__Instructions to follow__: Sort through the data and copy the lines holding the word "amplitude".

-- Begin Material supplied --

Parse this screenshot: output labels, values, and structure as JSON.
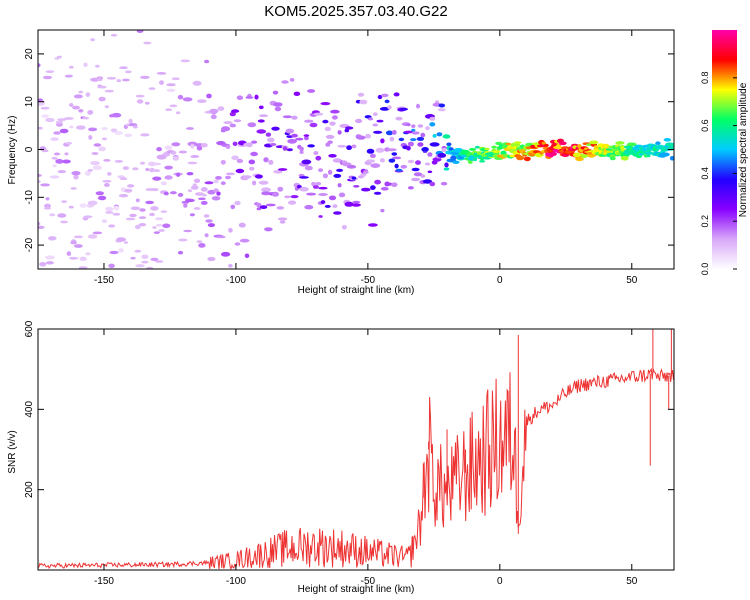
{
  "title": "KOM5.2025.357.03.40.G22",
  "chart_data": [
    {
      "type": "heatmap",
      "title": "KOM5.2025.357.03.40.G22",
      "xlabel": "Height of straight line (km)",
      "ylabel": "Frequency (Hz)",
      "xlim": [
        -175,
        66
      ],
      "ylim": [
        -25,
        25
      ],
      "x_ticks": [
        -150,
        -100,
        -50,
        0,
        50
      ],
      "x_tick_labels": [
        "-150",
        "-100",
        "-50",
        "0",
        "50"
      ],
      "y_ticks": [
        -20,
        -10,
        0,
        10,
        20
      ],
      "y_tick_labels": [
        "-20",
        "-10",
        "0",
        "10",
        "20"
      ],
      "colorbar": {
        "label": "Normalized spectral amplitude",
        "range": [
          0,
          1
        ],
        "ticks": [
          0.0,
          0.2,
          0.4,
          0.6,
          0.8
        ],
        "tick_labels": [
          "0.0",
          "0.2",
          "0.4",
          "0.6",
          "0.8"
        ],
        "colors": [
          "#ffffff",
          "#d8a8f8",
          "#8800ff",
          "#2200ff",
          "#00ccff",
          "#00ff66",
          "#ffff00",
          "#ff0000",
          "#ff00aa"
        ]
      },
      "ridge": {
        "x": [
          -175,
          -150,
          -125,
          -100,
          -75,
          -50,
          -35,
          -25,
          -18,
          -10,
          0,
          10,
          20,
          30,
          40,
          50,
          66
        ],
        "freq_hz": [
          -8,
          -6,
          -5,
          -4,
          -3,
          -1,
          1,
          2,
          -1,
          -1,
          -0.5,
          -0.3,
          0,
          0,
          0,
          0,
          0
        ],
        "amplitude": [
          0.1,
          0.1,
          0.12,
          0.2,
          0.28,
          0.3,
          0.35,
          0.45,
          0.5,
          0.6,
          0.7,
          0.75,
          0.9,
          0.85,
          0.7,
          0.6,
          0.5
        ]
      }
    },
    {
      "type": "line",
      "xlabel": "Height of straight line (km)",
      "ylabel": "SNR (v/v)",
      "xlim": [
        -175,
        66
      ],
      "ylim": [
        0,
        600
      ],
      "x_ticks": [
        -150,
        -100,
        -50,
        0,
        50
      ],
      "x_tick_labels": [
        "-150",
        "-100",
        "-50",
        "0",
        "50"
      ],
      "y_ticks": [
        200,
        400,
        600
      ],
      "y_tick_labels": [
        "200",
        "400",
        "600"
      ],
      "series": [
        {
          "name": "SNR",
          "color": "#ee3333",
          "x": [
            -175,
            -150,
            -125,
            -110,
            -100,
            -90,
            -80,
            -70,
            -60,
            -50,
            -40,
            -35,
            -33,
            -30,
            -27,
            -25,
            -20,
            -15,
            -10,
            -5,
            0,
            5,
            7,
            10,
            15,
            20,
            25,
            30,
            40,
            50,
            55,
            58,
            60,
            66
          ],
          "y": [
            10,
            12,
            14,
            18,
            25,
            40,
            55,
            60,
            55,
            45,
            35,
            30,
            50,
            120,
            300,
            220,
            190,
            230,
            260,
            290,
            320,
            330,
            160,
            370,
            400,
            410,
            440,
            460,
            470,
            480,
            485,
            490,
            480,
            485
          ],
          "spikes": [
            [
              -33,
              85
            ],
            [
              -29,
              265
            ],
            [
              -27,
              320
            ],
            [
              -20,
              350
            ],
            [
              -13,
              300
            ],
            [
              7,
              585
            ],
            [
              7,
              90
            ],
            [
              58,
              600
            ],
            [
              57,
              260
            ],
            [
              65,
              600
            ],
            [
              64,
              400
            ]
          ]
        }
      ]
    }
  ]
}
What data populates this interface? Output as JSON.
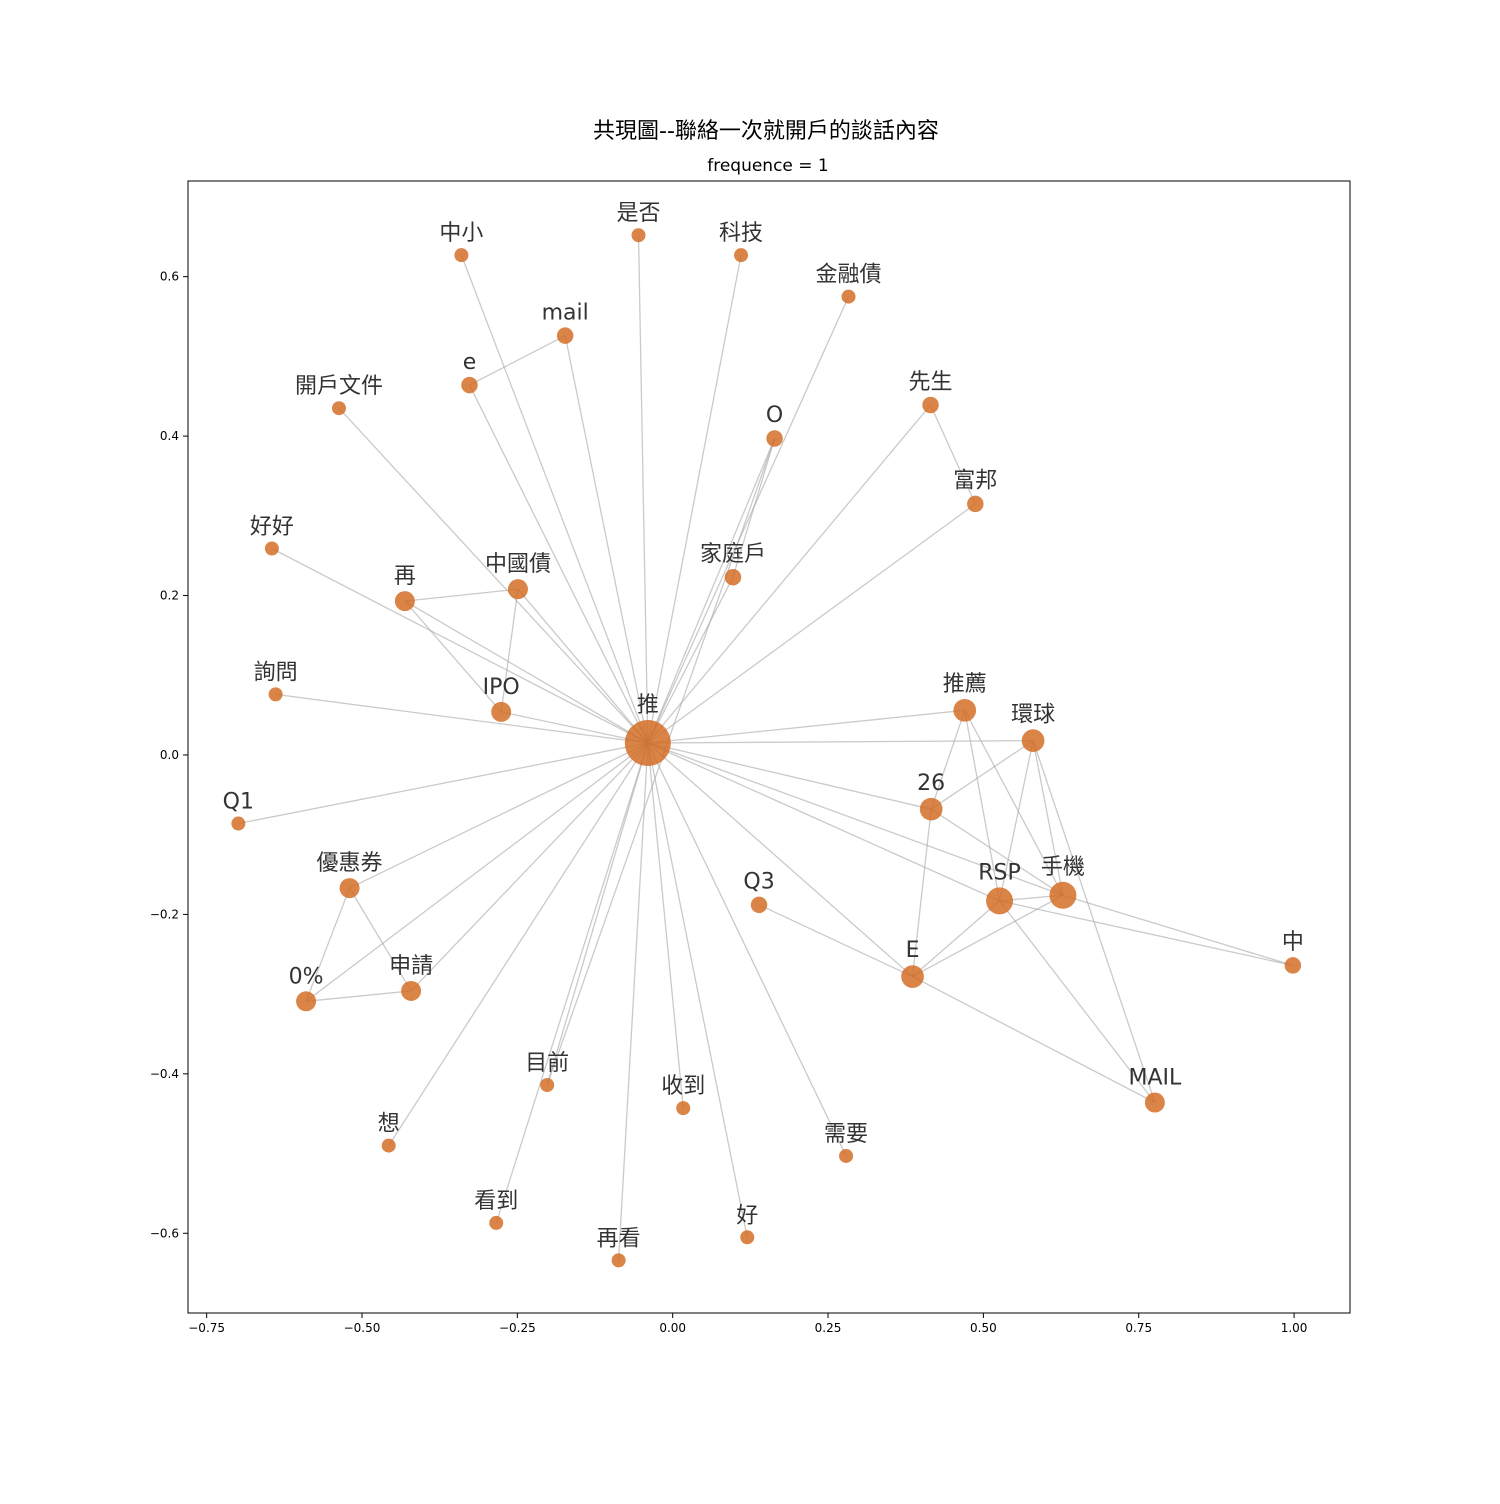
{
  "chart_data": {
    "type": "network",
    "title": "共現圖--聯絡一次就開戶的談話內容",
    "subtitle": "frequence = 1",
    "xlim": [
      -0.78,
      1.09
    ],
    "ylim": [
      -0.7,
      0.72
    ],
    "x_ticks": [
      -0.75,
      -0.5,
      -0.25,
      0.0,
      0.25,
      0.5,
      0.75,
      1.0
    ],
    "x_tick_labels": [
      "−0.75",
      "−0.50",
      "−0.25",
      "0.00",
      "0.25",
      "0.50",
      "0.75",
      "1.00"
    ],
    "y_ticks": [
      -0.6,
      -0.4,
      -0.2,
      0.0,
      0.2,
      0.4,
      0.6
    ],
    "y_tick_labels": [
      "−0.6",
      "−0.4",
      "−0.2",
      "0.0",
      "0.2",
      "0.4",
      "0.6"
    ],
    "grid": false,
    "colors": {
      "node": "#d2691e",
      "edge": "#aaaaaa"
    },
    "nodes": [
      {
        "id": "推",
        "x": -0.04,
        "y": 0.015,
        "weight": 40
      },
      {
        "id": "中小",
        "x": -0.34,
        "y": 0.627,
        "weight": 1
      },
      {
        "id": "是否",
        "x": -0.055,
        "y": 0.652,
        "weight": 1
      },
      {
        "id": "科技",
        "x": 0.11,
        "y": 0.627,
        "weight": 1
      },
      {
        "id": "金融債",
        "x": 0.283,
        "y": 0.575,
        "weight": 1
      },
      {
        "id": "mail",
        "x": -0.173,
        "y": 0.526,
        "weight": 2
      },
      {
        "id": "e",
        "x": -0.327,
        "y": 0.464,
        "weight": 2
      },
      {
        "id": "開戶文件",
        "x": -0.537,
        "y": 0.435,
        "weight": 1
      },
      {
        "id": "O",
        "x": 0.164,
        "y": 0.397,
        "weight": 2
      },
      {
        "id": "先生",
        "x": 0.415,
        "y": 0.439,
        "weight": 2
      },
      {
        "id": "富邦",
        "x": 0.487,
        "y": 0.315,
        "weight": 2
      },
      {
        "id": "好好",
        "x": -0.645,
        "y": 0.259,
        "weight": 1
      },
      {
        "id": "家庭戶",
        "x": 0.097,
        "y": 0.223,
        "weight": 2
      },
      {
        "id": "再",
        "x": -0.431,
        "y": 0.193,
        "weight": 4
      },
      {
        "id": "中國債",
        "x": -0.249,
        "y": 0.208,
        "weight": 4
      },
      {
        "id": "詢問",
        "x": -0.639,
        "y": 0.076,
        "weight": 1
      },
      {
        "id": "IPO",
        "x": -0.276,
        "y": 0.054,
        "weight": 4
      },
      {
        "id": "推薦",
        "x": 0.47,
        "y": 0.056,
        "weight": 6
      },
      {
        "id": "環球",
        "x": 0.58,
        "y": 0.018,
        "weight": 6
      },
      {
        "id": "26",
        "x": 0.416,
        "y": -0.068,
        "weight": 6
      },
      {
        "id": "Q1",
        "x": -0.699,
        "y": -0.086,
        "weight": 1
      },
      {
        "id": "優惠券",
        "x": -0.52,
        "y": -0.167,
        "weight": 4
      },
      {
        "id": "RSP",
        "x": 0.526,
        "y": -0.183,
        "weight": 10
      },
      {
        "id": "手機",
        "x": 0.628,
        "y": -0.176,
        "weight": 10
      },
      {
        "id": "Q3",
        "x": 0.139,
        "y": -0.188,
        "weight": 2
      },
      {
        "id": "中",
        "x": 0.998,
        "y": -0.264,
        "weight": 2
      },
      {
        "id": "E",
        "x": 0.386,
        "y": -0.278,
        "weight": 6
      },
      {
        "id": "0%",
        "x": -0.59,
        "y": -0.309,
        "weight": 4
      },
      {
        "id": "申請",
        "x": -0.421,
        "y": -0.296,
        "weight": 4
      },
      {
        "id": "目前",
        "x": -0.202,
        "y": -0.414,
        "weight": 1
      },
      {
        "id": "收到",
        "x": 0.017,
        "y": -0.443,
        "weight": 1
      },
      {
        "id": "MAIL",
        "x": 0.776,
        "y": -0.436,
        "weight": 4
      },
      {
        "id": "想",
        "x": -0.457,
        "y": -0.49,
        "weight": 1
      },
      {
        "id": "需要",
        "x": 0.279,
        "y": -0.503,
        "weight": 1
      },
      {
        "id": "看到",
        "x": -0.284,
        "y": -0.587,
        "weight": 1
      },
      {
        "id": "好",
        "x": 0.12,
        "y": -0.605,
        "weight": 1
      },
      {
        "id": "再看",
        "x": -0.087,
        "y": -0.634,
        "weight": 1
      }
    ],
    "edges": [
      [
        "推",
        "中小"
      ],
      [
        "推",
        "是否"
      ],
      [
        "推",
        "科技"
      ],
      [
        "推",
        "金融債"
      ],
      [
        "推",
        "mail"
      ],
      [
        "推",
        "e"
      ],
      [
        "推",
        "開戶文件"
      ],
      [
        "推",
        "O"
      ],
      [
        "推",
        "先生"
      ],
      [
        "推",
        "富邦"
      ],
      [
        "推",
        "好好"
      ],
      [
        "推",
        "家庭戶"
      ],
      [
        "推",
        "再"
      ],
      [
        "推",
        "中國債"
      ],
      [
        "推",
        "詢問"
      ],
      [
        "推",
        "IPO"
      ],
      [
        "推",
        "推薦"
      ],
      [
        "推",
        "環球"
      ],
      [
        "推",
        "26"
      ],
      [
        "推",
        "Q1"
      ],
      [
        "推",
        "優惠券"
      ],
      [
        "推",
        "RSP"
      ],
      [
        "推",
        "手機"
      ],
      [
        "推",
        "E"
      ],
      [
        "推",
        "0%"
      ],
      [
        "推",
        "申請"
      ],
      [
        "推",
        "目前"
      ],
      [
        "推",
        "收到"
      ],
      [
        "推",
        "想"
      ],
      [
        "推",
        "需要"
      ],
      [
        "推",
        "看到"
      ],
      [
        "推",
        "好"
      ],
      [
        "推",
        "再看"
      ],
      [
        "e",
        "mail"
      ],
      [
        "先生",
        "富邦"
      ],
      [
        "家庭戶",
        "O"
      ],
      [
        "再",
        "中國債"
      ],
      [
        "再",
        "IPO"
      ],
      [
        "中國債",
        "IPO"
      ],
      [
        "優惠券",
        "0%"
      ],
      [
        "優惠券",
        "申請"
      ],
      [
        "0%",
        "申請"
      ],
      [
        "目前",
        "O"
      ],
      [
        "推薦",
        "26"
      ],
      [
        "推薦",
        "RSP"
      ],
      [
        "推薦",
        "手機"
      ],
      [
        "環球",
        "26"
      ],
      [
        "環球",
        "RSP"
      ],
      [
        "環球",
        "手機"
      ],
      [
        "環球",
        "MAIL"
      ],
      [
        "26",
        "E"
      ],
      [
        "26",
        "手機"
      ],
      [
        "RSP",
        "手機"
      ],
      [
        "RSP",
        "E"
      ],
      [
        "RSP",
        "MAIL"
      ],
      [
        "RSP",
        "中"
      ],
      [
        "手機",
        "E"
      ],
      [
        "手機",
        "中"
      ],
      [
        "Q3",
        "E"
      ],
      [
        "E",
        "MAIL"
      ]
    ]
  }
}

-- End Material supplied --

__Task output__:
        "label": "Normalized spectral amplitude",
        "amplitude": [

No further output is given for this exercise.